## Begin Task input

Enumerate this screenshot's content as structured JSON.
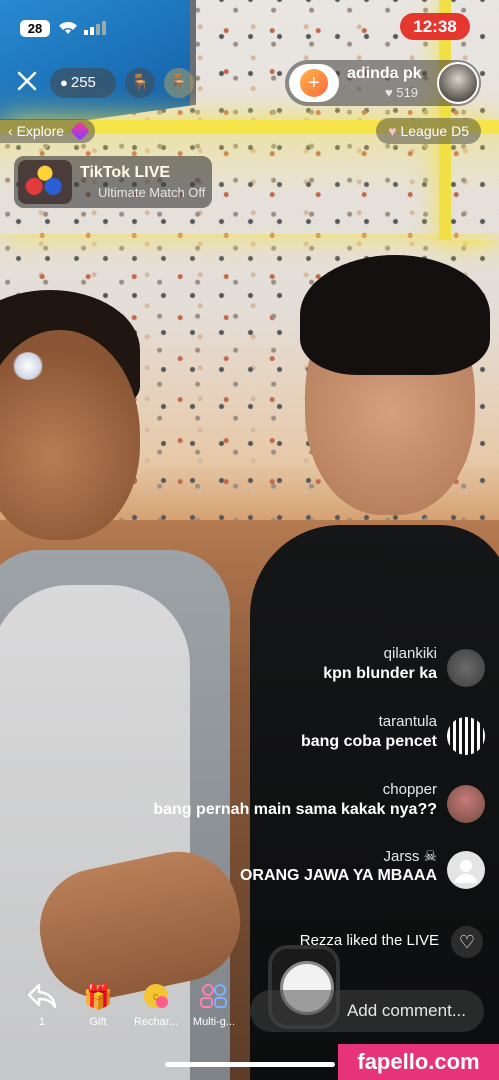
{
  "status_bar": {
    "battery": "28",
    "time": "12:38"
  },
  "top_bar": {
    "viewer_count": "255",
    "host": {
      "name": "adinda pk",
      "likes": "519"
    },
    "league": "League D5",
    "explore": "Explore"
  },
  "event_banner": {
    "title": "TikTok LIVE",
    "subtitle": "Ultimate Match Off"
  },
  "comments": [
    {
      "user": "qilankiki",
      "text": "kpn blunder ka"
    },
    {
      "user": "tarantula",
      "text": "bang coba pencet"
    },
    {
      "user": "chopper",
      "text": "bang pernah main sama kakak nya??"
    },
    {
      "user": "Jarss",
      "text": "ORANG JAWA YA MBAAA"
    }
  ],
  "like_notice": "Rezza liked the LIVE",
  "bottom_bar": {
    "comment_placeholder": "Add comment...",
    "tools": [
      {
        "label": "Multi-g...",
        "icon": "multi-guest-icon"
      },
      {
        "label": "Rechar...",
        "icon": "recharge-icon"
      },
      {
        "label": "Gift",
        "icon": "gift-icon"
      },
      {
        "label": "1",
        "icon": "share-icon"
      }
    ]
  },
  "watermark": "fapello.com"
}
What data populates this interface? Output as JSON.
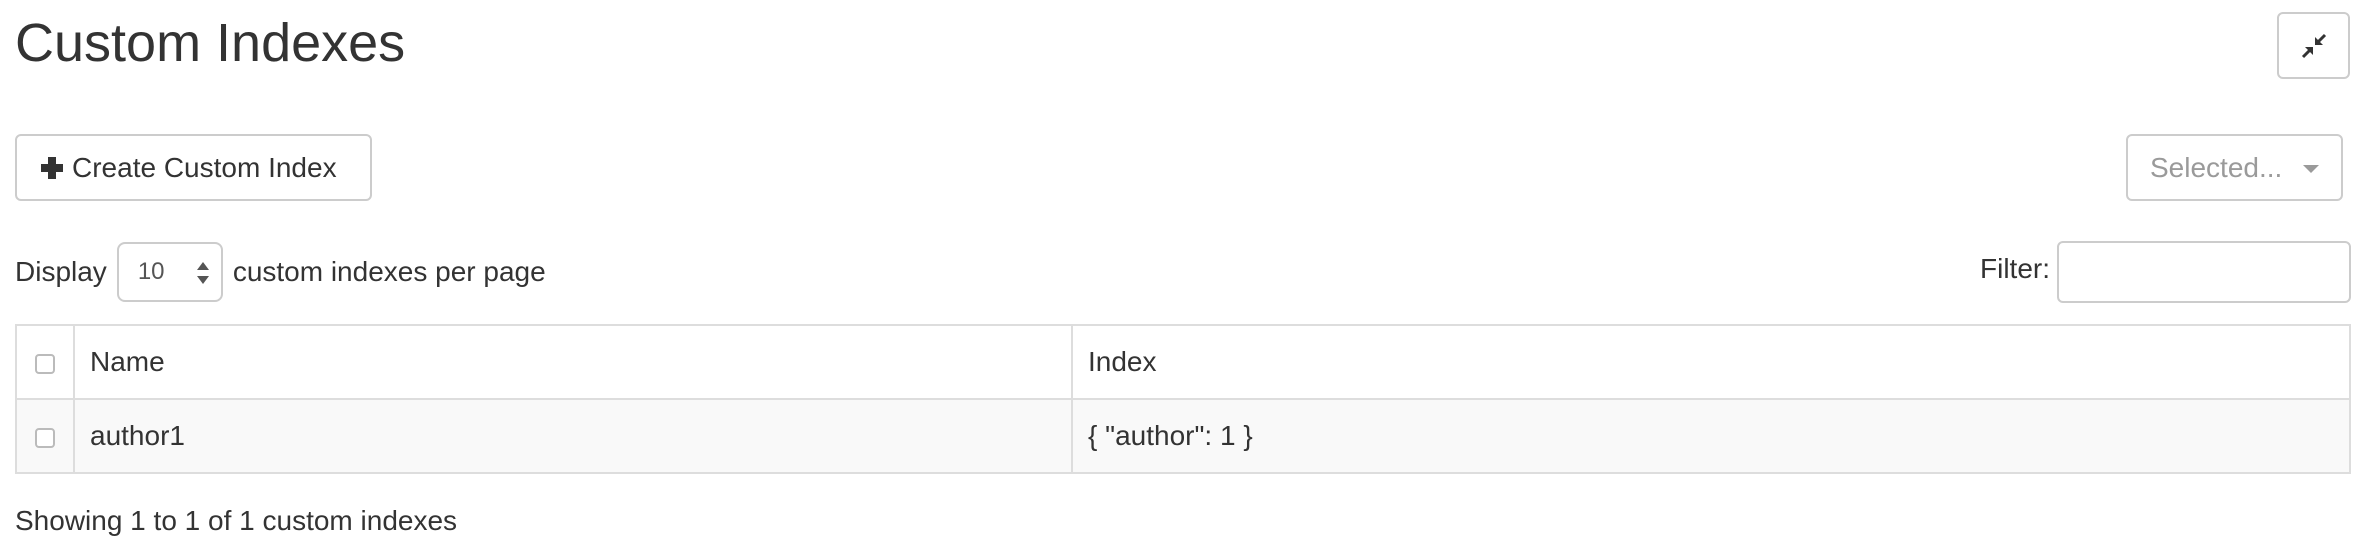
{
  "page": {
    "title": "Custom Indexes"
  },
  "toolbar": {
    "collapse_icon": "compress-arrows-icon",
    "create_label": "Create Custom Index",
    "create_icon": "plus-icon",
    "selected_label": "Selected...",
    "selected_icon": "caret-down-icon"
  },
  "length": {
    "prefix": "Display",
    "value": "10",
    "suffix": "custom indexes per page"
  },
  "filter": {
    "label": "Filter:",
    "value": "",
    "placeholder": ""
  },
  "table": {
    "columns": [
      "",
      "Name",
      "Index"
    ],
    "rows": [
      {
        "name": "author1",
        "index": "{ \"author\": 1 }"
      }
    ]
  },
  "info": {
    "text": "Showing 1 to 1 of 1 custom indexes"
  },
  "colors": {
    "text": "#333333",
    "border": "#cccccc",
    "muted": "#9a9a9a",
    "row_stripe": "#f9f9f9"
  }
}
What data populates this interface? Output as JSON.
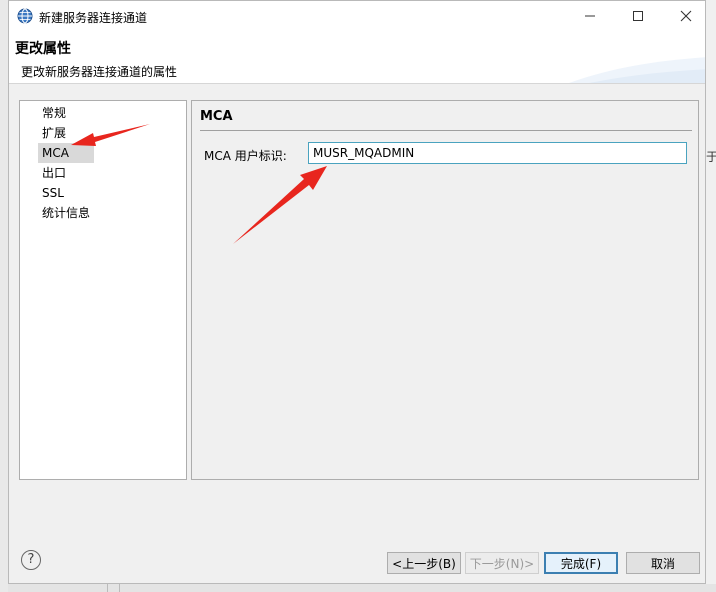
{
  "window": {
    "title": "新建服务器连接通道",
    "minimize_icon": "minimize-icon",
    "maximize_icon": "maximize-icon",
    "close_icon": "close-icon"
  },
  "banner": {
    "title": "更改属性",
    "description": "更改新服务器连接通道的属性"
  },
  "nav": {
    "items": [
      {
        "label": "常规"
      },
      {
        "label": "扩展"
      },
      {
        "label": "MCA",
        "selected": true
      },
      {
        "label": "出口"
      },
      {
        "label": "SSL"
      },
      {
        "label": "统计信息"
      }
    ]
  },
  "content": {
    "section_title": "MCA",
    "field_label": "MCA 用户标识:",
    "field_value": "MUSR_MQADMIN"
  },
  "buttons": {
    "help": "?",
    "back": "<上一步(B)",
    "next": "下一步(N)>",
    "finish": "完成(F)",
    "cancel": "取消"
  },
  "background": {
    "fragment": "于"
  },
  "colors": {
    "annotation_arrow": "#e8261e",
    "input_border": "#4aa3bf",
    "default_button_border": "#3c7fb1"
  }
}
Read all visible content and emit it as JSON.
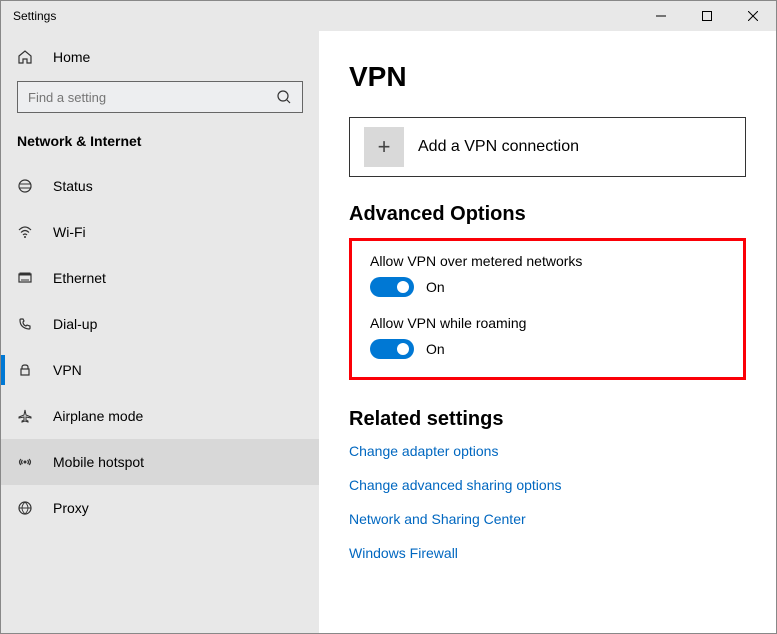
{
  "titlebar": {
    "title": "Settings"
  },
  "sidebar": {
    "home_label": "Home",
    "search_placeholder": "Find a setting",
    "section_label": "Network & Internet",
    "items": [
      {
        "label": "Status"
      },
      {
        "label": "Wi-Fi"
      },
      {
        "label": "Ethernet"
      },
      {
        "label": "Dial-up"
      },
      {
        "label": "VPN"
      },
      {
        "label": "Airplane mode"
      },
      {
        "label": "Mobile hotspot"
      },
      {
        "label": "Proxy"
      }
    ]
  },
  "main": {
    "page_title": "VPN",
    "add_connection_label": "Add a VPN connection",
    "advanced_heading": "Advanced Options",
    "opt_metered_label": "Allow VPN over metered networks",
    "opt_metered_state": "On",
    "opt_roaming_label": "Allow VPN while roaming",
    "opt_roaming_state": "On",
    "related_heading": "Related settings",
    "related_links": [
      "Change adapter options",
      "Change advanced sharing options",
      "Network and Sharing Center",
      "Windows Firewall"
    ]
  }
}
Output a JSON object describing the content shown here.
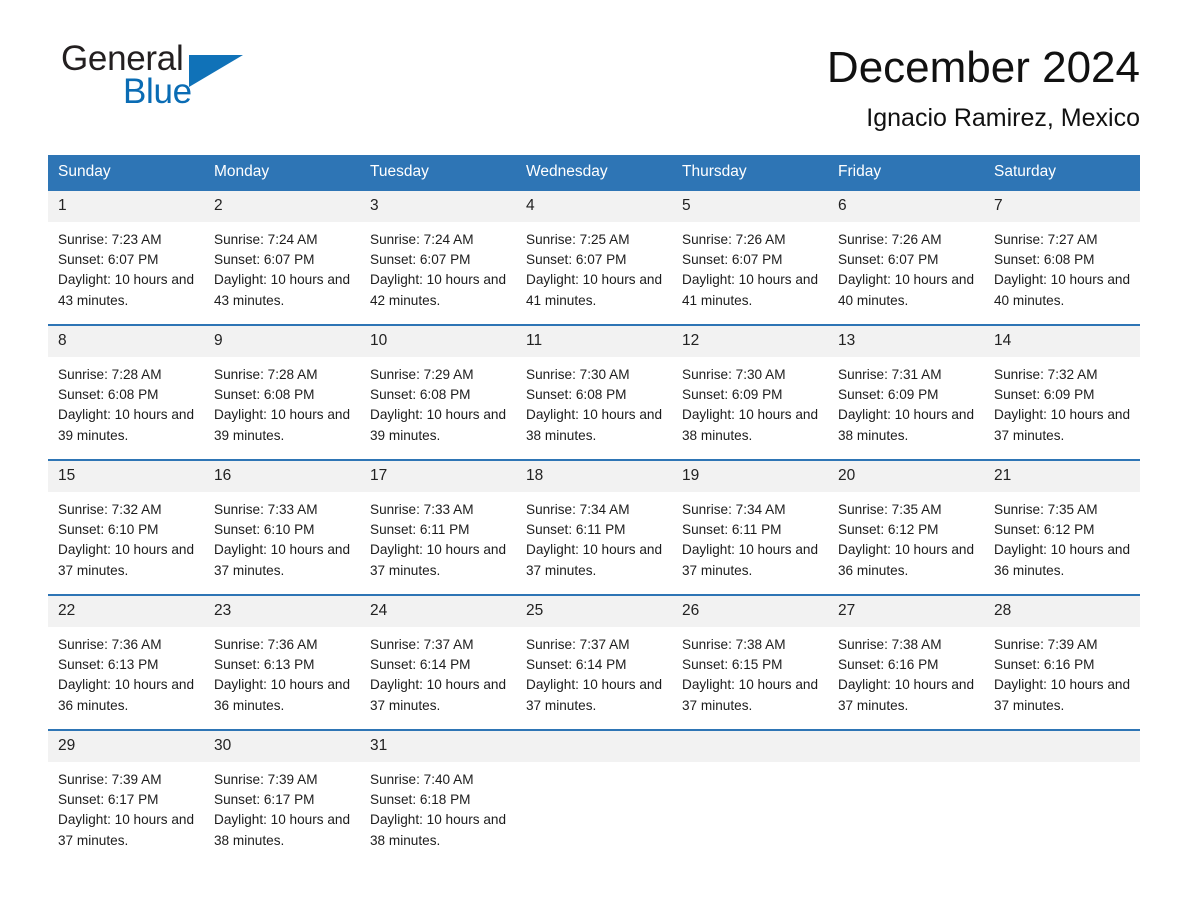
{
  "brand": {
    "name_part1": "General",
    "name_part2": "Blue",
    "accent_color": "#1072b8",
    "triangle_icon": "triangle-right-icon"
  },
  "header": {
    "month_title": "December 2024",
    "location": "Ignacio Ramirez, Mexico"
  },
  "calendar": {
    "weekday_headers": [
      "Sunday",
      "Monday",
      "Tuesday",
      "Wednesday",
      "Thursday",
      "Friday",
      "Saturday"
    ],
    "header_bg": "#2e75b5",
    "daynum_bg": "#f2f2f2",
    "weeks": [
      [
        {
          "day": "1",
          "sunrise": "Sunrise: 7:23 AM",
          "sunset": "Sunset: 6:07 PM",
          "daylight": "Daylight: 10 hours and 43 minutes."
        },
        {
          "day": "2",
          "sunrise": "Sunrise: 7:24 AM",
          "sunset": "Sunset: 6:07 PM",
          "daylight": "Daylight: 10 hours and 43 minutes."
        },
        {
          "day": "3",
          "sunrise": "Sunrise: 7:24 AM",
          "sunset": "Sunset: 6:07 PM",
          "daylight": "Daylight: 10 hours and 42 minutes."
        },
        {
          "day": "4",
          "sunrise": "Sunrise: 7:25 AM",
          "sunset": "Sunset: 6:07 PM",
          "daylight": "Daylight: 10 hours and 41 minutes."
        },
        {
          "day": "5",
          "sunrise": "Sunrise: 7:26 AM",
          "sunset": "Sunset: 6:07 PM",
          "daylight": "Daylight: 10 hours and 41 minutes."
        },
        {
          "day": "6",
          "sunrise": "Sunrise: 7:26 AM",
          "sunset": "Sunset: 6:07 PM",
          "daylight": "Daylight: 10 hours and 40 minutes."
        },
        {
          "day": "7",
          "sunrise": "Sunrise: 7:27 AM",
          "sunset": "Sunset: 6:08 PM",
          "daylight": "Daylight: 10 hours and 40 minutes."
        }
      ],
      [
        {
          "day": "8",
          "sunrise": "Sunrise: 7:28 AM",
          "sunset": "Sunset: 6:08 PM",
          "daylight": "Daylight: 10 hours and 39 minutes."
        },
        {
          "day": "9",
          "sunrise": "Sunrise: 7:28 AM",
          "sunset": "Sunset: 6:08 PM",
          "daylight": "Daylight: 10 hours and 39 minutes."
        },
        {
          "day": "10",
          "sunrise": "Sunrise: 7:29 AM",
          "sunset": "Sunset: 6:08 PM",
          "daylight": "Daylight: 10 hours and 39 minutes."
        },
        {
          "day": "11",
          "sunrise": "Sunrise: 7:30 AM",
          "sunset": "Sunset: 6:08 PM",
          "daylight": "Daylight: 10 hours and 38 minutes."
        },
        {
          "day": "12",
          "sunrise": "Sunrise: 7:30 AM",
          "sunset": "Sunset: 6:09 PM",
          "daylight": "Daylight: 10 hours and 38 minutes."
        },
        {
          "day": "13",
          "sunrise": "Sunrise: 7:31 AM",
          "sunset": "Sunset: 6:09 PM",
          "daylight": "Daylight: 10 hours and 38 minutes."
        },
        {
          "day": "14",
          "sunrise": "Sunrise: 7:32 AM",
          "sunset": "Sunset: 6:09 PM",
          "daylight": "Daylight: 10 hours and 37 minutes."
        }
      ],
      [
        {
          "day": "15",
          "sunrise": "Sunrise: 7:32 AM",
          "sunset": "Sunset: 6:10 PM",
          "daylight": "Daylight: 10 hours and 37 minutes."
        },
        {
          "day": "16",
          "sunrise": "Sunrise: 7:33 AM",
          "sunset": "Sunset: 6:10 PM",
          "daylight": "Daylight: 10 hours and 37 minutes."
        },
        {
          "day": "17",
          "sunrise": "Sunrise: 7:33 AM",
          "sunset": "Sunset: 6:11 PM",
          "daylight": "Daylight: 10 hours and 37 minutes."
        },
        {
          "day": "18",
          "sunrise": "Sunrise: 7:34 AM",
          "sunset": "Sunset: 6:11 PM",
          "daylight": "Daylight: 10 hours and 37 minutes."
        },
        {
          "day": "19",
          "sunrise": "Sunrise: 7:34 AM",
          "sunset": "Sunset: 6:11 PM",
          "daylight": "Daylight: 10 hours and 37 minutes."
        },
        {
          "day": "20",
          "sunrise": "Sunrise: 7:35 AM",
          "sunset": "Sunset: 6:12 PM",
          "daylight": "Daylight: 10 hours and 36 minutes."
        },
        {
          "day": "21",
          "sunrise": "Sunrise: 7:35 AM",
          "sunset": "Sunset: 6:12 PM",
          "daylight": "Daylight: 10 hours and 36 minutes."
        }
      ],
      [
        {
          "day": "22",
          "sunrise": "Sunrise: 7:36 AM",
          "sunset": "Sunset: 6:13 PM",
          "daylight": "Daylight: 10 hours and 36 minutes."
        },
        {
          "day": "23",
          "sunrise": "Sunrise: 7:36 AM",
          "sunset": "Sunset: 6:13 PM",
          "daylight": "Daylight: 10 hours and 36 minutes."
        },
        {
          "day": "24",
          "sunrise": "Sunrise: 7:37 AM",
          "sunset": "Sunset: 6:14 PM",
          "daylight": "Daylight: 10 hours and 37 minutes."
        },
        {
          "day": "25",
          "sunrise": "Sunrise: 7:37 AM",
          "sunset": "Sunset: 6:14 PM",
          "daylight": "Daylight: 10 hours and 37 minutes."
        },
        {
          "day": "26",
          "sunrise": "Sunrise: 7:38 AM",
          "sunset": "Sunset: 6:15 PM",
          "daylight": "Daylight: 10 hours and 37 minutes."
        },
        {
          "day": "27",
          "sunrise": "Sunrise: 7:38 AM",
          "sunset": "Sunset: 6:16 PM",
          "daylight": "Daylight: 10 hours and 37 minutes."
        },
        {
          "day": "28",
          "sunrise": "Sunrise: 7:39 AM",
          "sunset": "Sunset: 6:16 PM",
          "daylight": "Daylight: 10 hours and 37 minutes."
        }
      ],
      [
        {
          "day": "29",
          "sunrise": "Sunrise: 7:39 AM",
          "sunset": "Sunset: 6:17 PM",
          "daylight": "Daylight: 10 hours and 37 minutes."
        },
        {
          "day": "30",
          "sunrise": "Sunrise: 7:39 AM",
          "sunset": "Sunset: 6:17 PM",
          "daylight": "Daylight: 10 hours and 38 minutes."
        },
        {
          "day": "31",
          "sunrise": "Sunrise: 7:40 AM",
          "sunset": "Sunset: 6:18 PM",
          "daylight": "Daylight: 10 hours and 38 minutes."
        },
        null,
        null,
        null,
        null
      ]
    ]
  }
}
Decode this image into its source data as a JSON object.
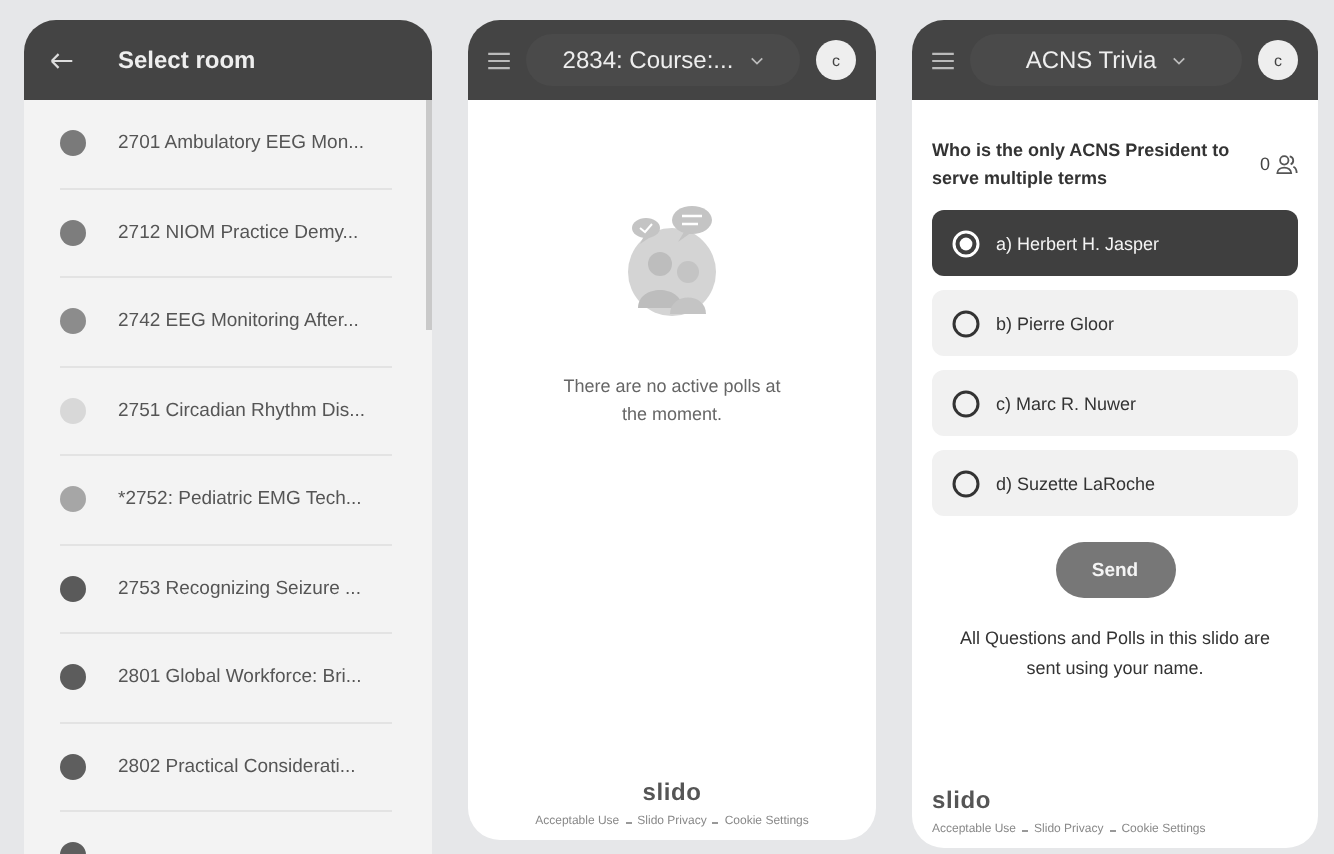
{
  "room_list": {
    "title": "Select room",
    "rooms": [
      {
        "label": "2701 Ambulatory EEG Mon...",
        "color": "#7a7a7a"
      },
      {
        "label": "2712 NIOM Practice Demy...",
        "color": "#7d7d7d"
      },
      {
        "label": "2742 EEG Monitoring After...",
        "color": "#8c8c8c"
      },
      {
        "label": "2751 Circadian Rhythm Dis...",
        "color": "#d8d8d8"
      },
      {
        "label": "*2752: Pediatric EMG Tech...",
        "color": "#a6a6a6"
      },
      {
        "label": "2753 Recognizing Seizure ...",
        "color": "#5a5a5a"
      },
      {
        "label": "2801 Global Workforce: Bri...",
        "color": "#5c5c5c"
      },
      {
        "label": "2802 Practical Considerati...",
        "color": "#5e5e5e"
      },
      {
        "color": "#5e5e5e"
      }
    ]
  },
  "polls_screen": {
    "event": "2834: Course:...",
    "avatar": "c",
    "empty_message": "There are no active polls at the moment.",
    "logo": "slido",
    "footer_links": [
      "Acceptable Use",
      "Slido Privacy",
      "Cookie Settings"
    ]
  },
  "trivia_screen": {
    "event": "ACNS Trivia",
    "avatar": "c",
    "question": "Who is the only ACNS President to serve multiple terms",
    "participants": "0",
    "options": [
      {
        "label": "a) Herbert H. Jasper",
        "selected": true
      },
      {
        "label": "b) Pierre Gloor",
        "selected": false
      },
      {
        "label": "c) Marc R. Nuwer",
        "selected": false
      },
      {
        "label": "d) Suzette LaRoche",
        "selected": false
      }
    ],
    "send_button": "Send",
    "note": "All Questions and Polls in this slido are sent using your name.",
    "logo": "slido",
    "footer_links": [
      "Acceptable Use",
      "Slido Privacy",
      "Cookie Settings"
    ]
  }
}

## End Task input

> _Exercise goal_
Search the data for "main" and list every line in which it occurs.

> _Exercise solution_
      "text": "bang pernah main sama kakak nya??"
  "main": {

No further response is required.